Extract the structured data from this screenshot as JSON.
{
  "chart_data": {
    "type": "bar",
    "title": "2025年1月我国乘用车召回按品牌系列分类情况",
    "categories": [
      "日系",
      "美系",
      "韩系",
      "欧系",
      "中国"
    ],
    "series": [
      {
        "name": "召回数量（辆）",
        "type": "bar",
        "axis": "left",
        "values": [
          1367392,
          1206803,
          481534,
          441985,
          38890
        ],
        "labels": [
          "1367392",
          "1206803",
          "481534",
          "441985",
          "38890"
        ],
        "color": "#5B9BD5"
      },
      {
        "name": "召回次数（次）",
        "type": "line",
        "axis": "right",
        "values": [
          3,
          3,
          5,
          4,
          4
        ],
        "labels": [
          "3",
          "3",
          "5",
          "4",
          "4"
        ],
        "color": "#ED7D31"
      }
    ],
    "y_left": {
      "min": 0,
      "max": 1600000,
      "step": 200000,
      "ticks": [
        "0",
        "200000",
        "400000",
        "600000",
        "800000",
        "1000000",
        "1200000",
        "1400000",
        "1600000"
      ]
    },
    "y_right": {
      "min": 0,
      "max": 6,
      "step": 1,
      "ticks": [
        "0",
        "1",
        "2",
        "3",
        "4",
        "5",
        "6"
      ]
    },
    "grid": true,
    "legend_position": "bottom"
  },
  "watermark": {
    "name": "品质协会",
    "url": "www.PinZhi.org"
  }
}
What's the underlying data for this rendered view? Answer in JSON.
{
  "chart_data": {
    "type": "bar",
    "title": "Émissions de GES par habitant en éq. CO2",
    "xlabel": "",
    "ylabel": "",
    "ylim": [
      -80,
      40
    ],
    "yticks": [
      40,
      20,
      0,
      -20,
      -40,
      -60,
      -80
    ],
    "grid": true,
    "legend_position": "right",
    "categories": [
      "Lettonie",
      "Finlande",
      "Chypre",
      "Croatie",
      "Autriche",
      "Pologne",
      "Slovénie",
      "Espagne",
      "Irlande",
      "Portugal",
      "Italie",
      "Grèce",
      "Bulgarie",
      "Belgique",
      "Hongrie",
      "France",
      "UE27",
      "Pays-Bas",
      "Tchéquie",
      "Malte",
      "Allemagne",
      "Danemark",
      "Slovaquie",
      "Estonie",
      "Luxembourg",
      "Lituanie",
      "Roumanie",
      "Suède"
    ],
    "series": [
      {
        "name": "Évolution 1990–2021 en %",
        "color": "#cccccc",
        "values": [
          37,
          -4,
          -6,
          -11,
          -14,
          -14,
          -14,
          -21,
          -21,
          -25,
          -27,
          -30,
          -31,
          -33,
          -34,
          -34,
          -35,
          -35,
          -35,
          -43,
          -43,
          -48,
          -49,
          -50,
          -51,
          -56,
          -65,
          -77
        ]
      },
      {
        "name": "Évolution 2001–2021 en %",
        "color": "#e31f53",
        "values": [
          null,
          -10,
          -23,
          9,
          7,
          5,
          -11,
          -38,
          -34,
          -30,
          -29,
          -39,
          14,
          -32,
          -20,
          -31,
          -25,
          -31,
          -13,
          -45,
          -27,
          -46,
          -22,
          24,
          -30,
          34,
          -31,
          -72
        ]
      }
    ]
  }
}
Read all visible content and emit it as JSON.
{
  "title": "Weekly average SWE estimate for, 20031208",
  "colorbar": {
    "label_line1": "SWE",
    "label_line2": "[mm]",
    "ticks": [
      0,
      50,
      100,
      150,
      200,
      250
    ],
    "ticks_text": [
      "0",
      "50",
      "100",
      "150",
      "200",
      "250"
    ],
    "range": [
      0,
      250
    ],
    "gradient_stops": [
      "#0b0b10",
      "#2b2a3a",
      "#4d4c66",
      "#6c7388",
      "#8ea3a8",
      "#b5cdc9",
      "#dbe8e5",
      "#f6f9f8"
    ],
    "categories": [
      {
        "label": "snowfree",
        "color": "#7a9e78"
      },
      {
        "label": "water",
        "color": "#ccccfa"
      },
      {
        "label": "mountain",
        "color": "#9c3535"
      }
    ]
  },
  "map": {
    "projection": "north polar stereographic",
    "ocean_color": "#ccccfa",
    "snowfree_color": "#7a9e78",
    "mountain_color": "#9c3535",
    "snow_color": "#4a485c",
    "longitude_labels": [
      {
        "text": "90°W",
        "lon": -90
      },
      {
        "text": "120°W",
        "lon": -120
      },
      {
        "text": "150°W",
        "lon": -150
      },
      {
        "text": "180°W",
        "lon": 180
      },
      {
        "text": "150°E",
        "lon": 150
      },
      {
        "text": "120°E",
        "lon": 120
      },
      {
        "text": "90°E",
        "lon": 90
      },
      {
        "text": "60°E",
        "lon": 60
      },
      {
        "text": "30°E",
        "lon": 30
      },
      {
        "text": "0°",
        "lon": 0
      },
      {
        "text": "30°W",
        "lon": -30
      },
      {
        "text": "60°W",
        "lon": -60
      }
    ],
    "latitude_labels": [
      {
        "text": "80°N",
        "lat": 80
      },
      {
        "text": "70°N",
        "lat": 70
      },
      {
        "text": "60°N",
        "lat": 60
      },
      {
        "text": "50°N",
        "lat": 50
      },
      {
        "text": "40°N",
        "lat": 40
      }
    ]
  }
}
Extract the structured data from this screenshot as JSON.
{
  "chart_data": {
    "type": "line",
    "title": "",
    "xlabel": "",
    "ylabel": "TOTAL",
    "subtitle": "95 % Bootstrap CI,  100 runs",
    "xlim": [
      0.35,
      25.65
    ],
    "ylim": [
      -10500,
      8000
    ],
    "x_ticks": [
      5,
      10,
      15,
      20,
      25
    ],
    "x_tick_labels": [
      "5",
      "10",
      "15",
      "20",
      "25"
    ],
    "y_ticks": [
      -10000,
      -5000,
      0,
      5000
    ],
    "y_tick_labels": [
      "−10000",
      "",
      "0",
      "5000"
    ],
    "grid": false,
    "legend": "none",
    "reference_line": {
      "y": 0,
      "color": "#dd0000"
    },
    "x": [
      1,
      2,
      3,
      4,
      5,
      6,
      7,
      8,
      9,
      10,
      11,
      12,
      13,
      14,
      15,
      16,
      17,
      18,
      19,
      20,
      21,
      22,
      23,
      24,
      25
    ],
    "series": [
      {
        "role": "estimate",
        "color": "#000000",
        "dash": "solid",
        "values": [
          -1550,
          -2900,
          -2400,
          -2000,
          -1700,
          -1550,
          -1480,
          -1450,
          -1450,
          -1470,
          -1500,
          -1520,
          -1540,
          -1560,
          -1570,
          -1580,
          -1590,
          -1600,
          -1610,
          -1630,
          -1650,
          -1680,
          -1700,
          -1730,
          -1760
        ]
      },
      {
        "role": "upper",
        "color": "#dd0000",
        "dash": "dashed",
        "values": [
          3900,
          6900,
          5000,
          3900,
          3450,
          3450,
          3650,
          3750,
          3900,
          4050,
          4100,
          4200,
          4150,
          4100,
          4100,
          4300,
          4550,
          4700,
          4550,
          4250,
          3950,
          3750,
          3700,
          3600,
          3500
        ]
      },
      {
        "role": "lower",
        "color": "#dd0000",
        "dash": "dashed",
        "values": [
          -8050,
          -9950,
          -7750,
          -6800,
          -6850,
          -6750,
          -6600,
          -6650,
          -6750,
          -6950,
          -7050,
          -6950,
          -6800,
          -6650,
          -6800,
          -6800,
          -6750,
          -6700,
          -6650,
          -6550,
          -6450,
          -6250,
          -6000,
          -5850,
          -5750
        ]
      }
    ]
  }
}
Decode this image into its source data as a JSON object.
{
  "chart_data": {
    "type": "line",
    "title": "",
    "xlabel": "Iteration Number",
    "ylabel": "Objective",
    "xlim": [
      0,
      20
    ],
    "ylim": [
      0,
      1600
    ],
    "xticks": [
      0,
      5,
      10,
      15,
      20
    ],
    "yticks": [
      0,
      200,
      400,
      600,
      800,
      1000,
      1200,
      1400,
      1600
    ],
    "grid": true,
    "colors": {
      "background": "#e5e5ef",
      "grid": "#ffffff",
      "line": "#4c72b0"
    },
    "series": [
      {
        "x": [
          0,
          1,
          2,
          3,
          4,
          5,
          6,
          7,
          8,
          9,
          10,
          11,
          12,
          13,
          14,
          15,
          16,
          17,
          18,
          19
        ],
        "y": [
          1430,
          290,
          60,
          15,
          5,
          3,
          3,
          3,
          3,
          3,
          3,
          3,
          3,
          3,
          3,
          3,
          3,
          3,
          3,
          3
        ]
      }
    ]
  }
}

## Work to be completed
Look for the word "this" in every line of the listing and copy the lines that have it.

## Response
Extract the structured data from this screenshot as JSON.
What's the underlying data for this rendered view? Answer in JSON.
Extract the structured data from this screenshot as JSON.
Decode this image into its source data as a JSON object.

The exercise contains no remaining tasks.